** begin TASK INPUT **

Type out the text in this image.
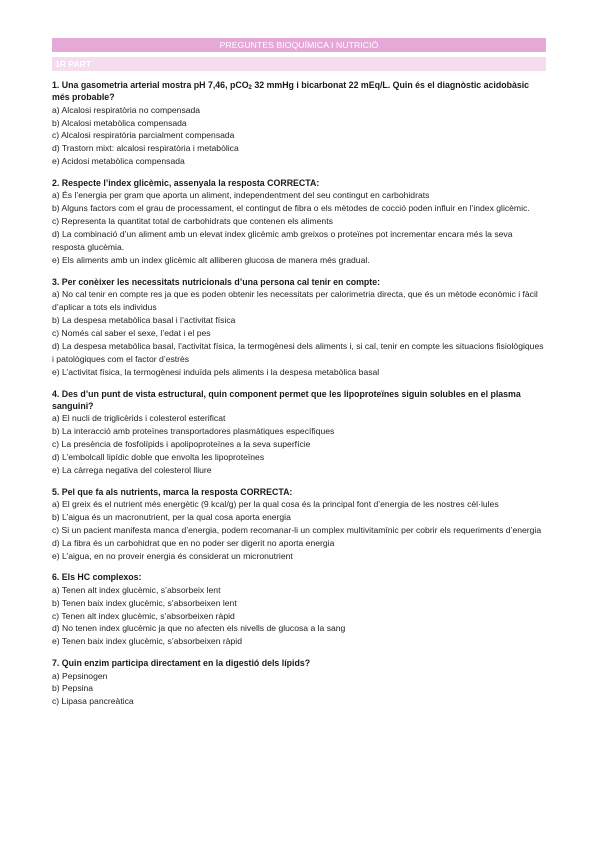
PREGUNTES BIOQUÍMICA I NUTRICIÓ
1R PART
1. Una gasometria arterial mostra pH 7,46, pCO$_2$ 32 mmHg i bicarbonat 22 mEq/L. Quin és el diagnòstic acidobàsic més probable?
a) Alcalosi respiratòria no compensada
b) Alcalosi metabòlica compensada
c) Alcalosi respiratòria parcialment compensada
d) Trastorn mixt: alcalosi respiratòria i metabòlica
e) Acidosi metabòlica compensada
2. Respecte l’index glicèmic, assenyala la resposta CORRECTA:
a) És l’energia per gram que aporta un aliment, independentment del seu contingut en carbohidrats
b) Alguns factors com el grau de processament, el contingut de fibra o els mètodes de cocció poden influir en l’index glicèmic.
c) Representa la quantitat total de carbohidrats que contenen els aliments
d) La combinació d’un aliment amb un elevat index glicèmic amb greixos o proteïnes pot incrementar encara més la seva resposta glucèmia.
e) Els aliments amb un index glicèmic alt alliberen glucosa de manera més gradual.
3. Per conèixer les necessitats nutricionals d’una persona cal tenir en compte:
a) No cal tenir en compte res ja que es poden obtenir les necessitats per calorimetria directa, que és un mètode econòmic i fàcil d’aplicar a tots els individus
b) La despesa metabòlica basal i l’activitat física
c) Només cal saber el sexe, l’edat i el pes
d) La despesa metabòlica basal, l’activitat física, la termogènesi dels aliments i, si cal, tenir en compte les situacions fisiològiques i patològiques com el factor d’estrès
e) L’activitat física, la termogènesi induïda pels aliments i la despesa metabòlica basal
4. Des d’un punt de vista estructural, quin component permet que les lipoproteïnes siguin solubles en el plasma sanguini?
a) El nucli de triglicèrids i colesterol esterificat
b) La interacció amb proteïnes transportadores plasmàtiques específiques
c) La presència de fosfolípids i apolipoproteïnes a la seva superfície
d) L’embolcall lipídic doble que envolta les lipoproteïnes
e) La càrrega negativa del colesterol lliure
5. Pel que fa als nutrients, marca la resposta CORRECTA:
a) El greix és el nutrient més energètic (9 kcal/g) per la qual cosa és la principal font d’energia de les nostres cèl·lules
b) L’aigua és un macronutrient, per la qual cosa aporta energia
c) Si un pacient manifesta manca d’energia, podem recomanar-li un complex multivitamínic per cobrir els requeriments d’energia
d) La fibra és un carbohidrat que en no poder ser digerit no aporta energia
e) L’aigua, en no proveir energia és considerat un micronutrient
6. Els HC complexos:
a) Tenen alt index glucèmic, s’absorbeix lent
b) Tenen baix index glucèmic, s’absorbeixen lent
c) Tenen alt index glucèmic, s’absorbeixen ràpid
d) No tenen index glucèmic ja que no afecten els nivells de glucosa a la sang
e) Tenen baix index glucèmic, s’absorbeixen ràpid
7. Quin enzim participa directament en la digestió dels lípids?
a) Pepsinogen
b) Pepsina
c) Lipasa pancreàtica
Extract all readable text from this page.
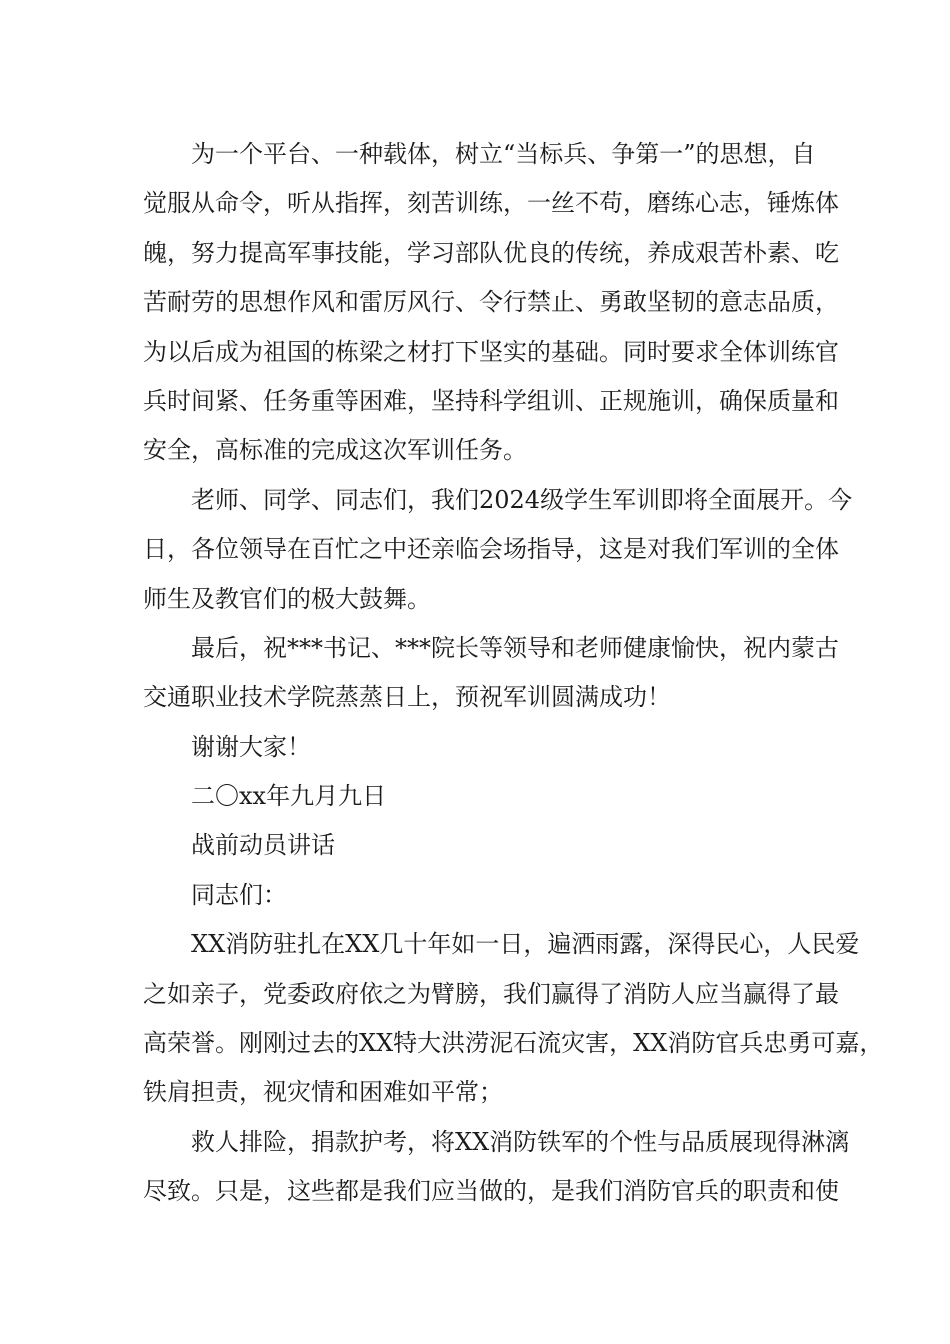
为一个平台、一种载体，树立“当标兵、争第一”的思想，自
觉服从命令，听从指挥，刻苦训练，一丝不苟，磨练心志，锤炼体
魄，努力提高军事技能，学习部队优良的传统，养成艰苦朴素、吃
苦耐劳的思想作风和雷厉风行、令行禁止、勇敢坚韧的意志品质，
为以后成为祖国的栋梁之材打下坚实的基础。同时要求全体训练官
兵时间紧、任务重等困难，坚持科学组训、正规施训，确保质量和
安全，高标准的完成这次军训任务。
老师、同学、同志们，我们2024级学生军训即将全面展开。今
日，各位领导在百忙之中还亲临会场指导，这是对我们军训的全体
师生及教官们的极大鼓舞。
最后，祝***书记、***院长等领导和老师健康愉快，祝内蒙古
交通职业技术学院蒸蒸日上，预祝军训圆满成功！
谢谢大家！
二〇xx年九月九日
战前动员讲话
同志们：
XX消防驻扎在XX几十年如一日，遍洒雨露，深得民心，人民爱
之如亲子，党委政府依之为臂膀，我们赢得了消防人应当赢得了最
高荣誉。刚刚过去的XX特大洪涝泥石流灾害，XX消防官兵忠勇可嘉，
铁肩担责，视灾情和困难如平常；
救人排险，捐款护考，将XX消防铁军的个性与品质展现得淋漓
尽致。只是，这些都是我们应当做的，是我们消防官兵的职责和使
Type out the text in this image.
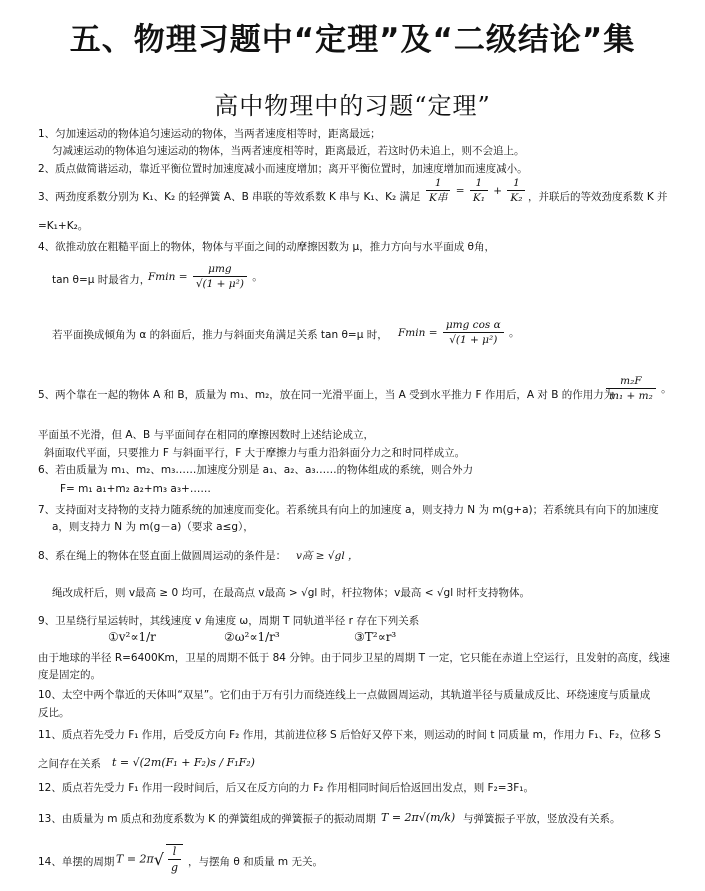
五、物理习题中“定理”及“二级结论”集
高中物理中的习题“定理”
1、匀加速运动的物体追匀速运动的物体，当两者速度相等时，距离最远；
匀减速运动的物体追匀速运动的物体，当两者速度相等时，距离最近，若这时仍未追上，则不会追上。
2、质点做简谐运动，靠近平衡位置时加速度减小而速度增加；离开平衡位置时，加速度增加而速度减小。
3、两劲度系数分别为 K₁、K₂ 的轻弹簧 A、B 串联的等效系数 K 串与 K₁、K₂ 满足 $\frac{1}{\text{K串}} = \frac{1}{\text{K₁}} + \frac{1}{\text{K₂}}$ ，并联后的等效劲度系数 K 并
=K₁+K₂。
4、欲推动放在粗糙平面上的物体，物体与平面之间的动摩擦因数为 μ，推力方向与水平面成 θ角，
tan θ=μ 时最省力，
$Fmin = \frac{\text{μmg}}{\text{√(1 + μ²)}}$ 。
若平面换成倾角为 α 的斜面后，推力与斜面夹角满足关系 tan θ=μ 时， $Fmin = \frac{\text{μmg cos α}}{\text{√(1 + μ²)}}$ 。
5、两个靠在一起的物体 A 和 B，质量为 m₁、m₂，放在同一光滑平面上，当 A 受到水平推力 F 作用后，A 对 B 的作用力为
$\frac{\text{m₂F}}{\text{m₁ + m₂}}$ 。
平面虽不光滑，但 A、B 与平面间存在相同的摩擦因数时上述结论成立，
斜面取代平面，只要推力 F 与斜面平行，F 大于摩擦力与重力沿斜面分力之和时同样成立。
6、若由质量为 m₁、m₂、m₃……加速度分别是 a₁、a₂、a₃……的物体组成的系统，则合外力
F= m₁ a₁+m₂ a₂+m₃ a₃+……
7、支持面对支持物的支持力随系统的加速度而变化。若系统具有向上的加速度 a，则支持力 N 为 m(g+a)；若系统具有向下的加速度
a，则支持力 N 为 m(g－a)（要求 a≤g），
8、系在绳上的物体在竖直面上做圆周运动的条件是： v高 ≥ √gl ，
绳改成杆后，则 v最高 ≥ 0 均可，在最高点 v最高 > √gl 时，杆拉物体；v最高 < √gl 时杆支持物体。
9、卫星绕行星运转时，其线速度 v 角速度 ω，周期 T 同轨道半径 r 存在下列关系
①v²∝1/r	②ω²∝1/r³	③T²∝r³
由于地球的半径 R=6400Km，卫星的周期不低于 84 分钟。由于同步卫星的周期 T 一定，它只能在赤道上空运行，且发射的高度，线速
度是固定的。
10、太空中两个靠近的天体叫“双星”。它们由于万有引力而绕连线上一点做圆周运动，其轨道半径与质量成反比、环绕速度与质量成
反比。
11、质点若先受力 F₁ 作用，后受反方向 F₂ 作用，其前进位移 S 后恰好又停下来，则运动的时间 t 同质量 m，作用力 F₁、F₂，位移 S
之间存在关系 t = √(2m(F₁ + F₂)s / F₁F₂)
12、质点若先受力 F₁ 作用一段时间后，后又在反方向的力 F₂ 作用相同时间后恰返回出发点，则 F₂=3F₁。
13、由质量为 m 质点和劲度系数为 K 的弹簧组成的弹簧振子的振动周期 T = 2π√(m/k) 与弹簧振子平放，竖放没有关系。
14、单摆的周期 $T = 2\pi√ \frac{l}{g}$ ，与摆角 θ 和质量 m 无关。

** end TASK INPUT **

◆ **DESCRIPTION OF THE TASK**
Read the data above. Pull out each line in which the string "respiratòria" appears.

◆ **TASK RESPONSE**
a) Alcalosi respiratòria no compensada
c) Alcalosi respiratòria parcialment compensada
d) Trastorn mixt: alcalosi respiratòria i metabòlica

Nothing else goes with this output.